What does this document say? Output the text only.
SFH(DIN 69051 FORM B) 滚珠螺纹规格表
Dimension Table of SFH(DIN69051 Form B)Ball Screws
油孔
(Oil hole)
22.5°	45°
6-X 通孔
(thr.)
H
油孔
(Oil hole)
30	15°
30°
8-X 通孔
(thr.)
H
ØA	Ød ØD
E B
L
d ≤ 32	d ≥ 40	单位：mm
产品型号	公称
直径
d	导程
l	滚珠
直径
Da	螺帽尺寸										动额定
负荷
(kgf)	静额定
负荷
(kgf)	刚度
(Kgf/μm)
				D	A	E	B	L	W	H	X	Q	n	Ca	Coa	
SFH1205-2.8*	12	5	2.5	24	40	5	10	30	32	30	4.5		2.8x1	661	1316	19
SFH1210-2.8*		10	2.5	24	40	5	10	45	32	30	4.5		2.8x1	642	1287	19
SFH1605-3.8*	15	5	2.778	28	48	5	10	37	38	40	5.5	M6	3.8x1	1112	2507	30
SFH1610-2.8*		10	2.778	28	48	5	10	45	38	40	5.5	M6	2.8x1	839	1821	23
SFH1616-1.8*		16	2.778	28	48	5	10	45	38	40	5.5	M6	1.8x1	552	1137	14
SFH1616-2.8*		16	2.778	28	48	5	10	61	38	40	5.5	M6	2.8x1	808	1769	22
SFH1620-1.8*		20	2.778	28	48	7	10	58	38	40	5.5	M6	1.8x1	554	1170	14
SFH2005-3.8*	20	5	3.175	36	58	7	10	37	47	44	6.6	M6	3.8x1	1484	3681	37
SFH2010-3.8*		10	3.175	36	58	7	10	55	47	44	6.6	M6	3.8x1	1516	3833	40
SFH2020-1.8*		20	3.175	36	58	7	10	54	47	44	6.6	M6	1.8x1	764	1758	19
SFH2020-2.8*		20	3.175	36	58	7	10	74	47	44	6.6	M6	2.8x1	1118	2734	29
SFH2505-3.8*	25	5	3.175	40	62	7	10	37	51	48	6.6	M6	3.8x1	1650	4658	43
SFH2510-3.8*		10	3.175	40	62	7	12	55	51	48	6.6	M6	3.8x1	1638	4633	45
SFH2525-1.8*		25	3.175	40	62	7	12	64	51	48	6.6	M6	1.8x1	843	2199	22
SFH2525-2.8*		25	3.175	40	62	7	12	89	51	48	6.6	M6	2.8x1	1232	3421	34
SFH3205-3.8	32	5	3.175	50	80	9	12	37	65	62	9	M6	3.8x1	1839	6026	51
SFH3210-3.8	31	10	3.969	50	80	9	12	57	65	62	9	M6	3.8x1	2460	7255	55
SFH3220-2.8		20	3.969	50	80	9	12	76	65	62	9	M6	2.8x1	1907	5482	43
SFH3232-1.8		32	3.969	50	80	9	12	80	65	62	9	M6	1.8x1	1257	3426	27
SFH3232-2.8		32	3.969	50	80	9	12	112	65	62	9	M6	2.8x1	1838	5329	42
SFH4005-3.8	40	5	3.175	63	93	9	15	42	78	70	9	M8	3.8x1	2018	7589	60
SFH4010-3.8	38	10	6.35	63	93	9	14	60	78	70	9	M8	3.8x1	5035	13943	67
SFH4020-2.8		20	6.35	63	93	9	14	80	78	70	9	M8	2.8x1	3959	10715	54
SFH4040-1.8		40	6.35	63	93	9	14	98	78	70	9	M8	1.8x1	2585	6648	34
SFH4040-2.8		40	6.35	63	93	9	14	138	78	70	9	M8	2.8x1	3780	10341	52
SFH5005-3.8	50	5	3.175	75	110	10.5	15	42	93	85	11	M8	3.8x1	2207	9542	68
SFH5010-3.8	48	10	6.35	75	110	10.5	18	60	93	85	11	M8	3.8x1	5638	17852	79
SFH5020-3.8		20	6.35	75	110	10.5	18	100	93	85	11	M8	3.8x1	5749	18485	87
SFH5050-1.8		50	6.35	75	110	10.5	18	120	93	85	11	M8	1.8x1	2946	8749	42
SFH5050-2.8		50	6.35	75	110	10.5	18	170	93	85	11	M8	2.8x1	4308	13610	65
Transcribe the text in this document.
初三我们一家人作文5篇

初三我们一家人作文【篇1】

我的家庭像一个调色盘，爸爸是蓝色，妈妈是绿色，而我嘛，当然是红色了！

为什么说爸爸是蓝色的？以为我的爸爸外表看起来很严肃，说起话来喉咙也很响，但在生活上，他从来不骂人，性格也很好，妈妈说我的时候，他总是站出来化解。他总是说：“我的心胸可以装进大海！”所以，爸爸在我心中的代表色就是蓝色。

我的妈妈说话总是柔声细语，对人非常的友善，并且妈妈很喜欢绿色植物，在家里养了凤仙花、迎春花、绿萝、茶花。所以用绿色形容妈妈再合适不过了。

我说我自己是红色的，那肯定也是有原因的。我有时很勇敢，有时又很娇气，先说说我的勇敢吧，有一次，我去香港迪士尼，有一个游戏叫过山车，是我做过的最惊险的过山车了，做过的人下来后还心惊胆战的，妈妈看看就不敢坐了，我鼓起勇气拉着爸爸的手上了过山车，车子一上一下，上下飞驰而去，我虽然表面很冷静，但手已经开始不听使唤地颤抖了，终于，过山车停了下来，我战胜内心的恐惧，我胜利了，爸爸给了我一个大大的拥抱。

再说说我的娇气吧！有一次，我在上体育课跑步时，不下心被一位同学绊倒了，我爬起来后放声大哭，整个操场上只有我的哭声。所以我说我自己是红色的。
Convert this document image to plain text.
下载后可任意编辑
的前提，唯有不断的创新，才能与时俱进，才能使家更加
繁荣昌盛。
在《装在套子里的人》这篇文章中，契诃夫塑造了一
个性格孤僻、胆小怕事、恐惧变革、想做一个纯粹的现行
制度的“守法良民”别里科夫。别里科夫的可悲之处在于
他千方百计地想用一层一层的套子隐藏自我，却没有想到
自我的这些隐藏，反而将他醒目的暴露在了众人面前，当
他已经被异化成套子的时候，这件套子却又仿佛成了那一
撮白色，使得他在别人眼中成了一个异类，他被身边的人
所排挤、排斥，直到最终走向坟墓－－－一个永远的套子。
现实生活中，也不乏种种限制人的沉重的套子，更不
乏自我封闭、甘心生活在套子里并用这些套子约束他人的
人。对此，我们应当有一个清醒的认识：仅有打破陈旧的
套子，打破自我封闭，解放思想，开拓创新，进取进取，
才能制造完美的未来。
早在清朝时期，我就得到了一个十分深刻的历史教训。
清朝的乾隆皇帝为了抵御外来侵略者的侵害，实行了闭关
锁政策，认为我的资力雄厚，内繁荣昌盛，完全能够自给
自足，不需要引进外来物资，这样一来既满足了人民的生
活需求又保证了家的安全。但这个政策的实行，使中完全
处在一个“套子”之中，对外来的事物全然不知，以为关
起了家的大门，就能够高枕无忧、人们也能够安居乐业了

● **Work to be completed**
Everything from the line that contains "Convert this document image to plain text." through the end of the records must be duplicated exactly, and nothing outside that range.

● **Result of this task**
Convert this document image to plain text.
下载后可任意编辑
的前提，唯有不断的创新，才能与时俱进，才能使家更加
繁荣昌盛。
在《装在套子里的人》这篇文章中，契诃夫塑造了一
个性格孤僻、胆小怕事、恐惧变革、想做一个纯粹的现行
制度的“守法良民”别里科夫。别里科夫的可悲之处在于
他千方百计地想用一层一层的套子隐藏自我，却没有想到
自我的这些隐藏，反而将他醒目的暴露在了众人面前，当
他已经被异化成套子的时候，这件套子却又仿佛成了那一
撮白色，使得他在别人眼中成了一个异类，他被身边的人
所排挤、排斥，直到最终走向坟墓－－－一个永远的套子。
现实生活中，也不乏种种限制人的沉重的套子，更不
乏自我封闭、甘心生活在套子里并用这些套子约束他人的
人。对此，我们应当有一个清醒的认识：仅有打破陈旧的
套子，打破自我封闭，解放思想，开拓创新，进取进取，
才能制造完美的未来。
早在清朝时期，我就得到了一个十分深刻的历史教训。
清朝的乾隆皇帝为了抵御外来侵略者的侵害，实行了闭关
锁政策，认为我的资力雄厚，内繁荣昌盛，完全能够自给
自足，不需要引进外来物资，这样一来既满足了人民的生
活需求又保证了家的安全。但这个政策的实行，使中完全
处在一个“套子”之中，对外来的事物全然不知，以为关
起了家的大门，就能够高枕无忧、人们也能够安居乐业了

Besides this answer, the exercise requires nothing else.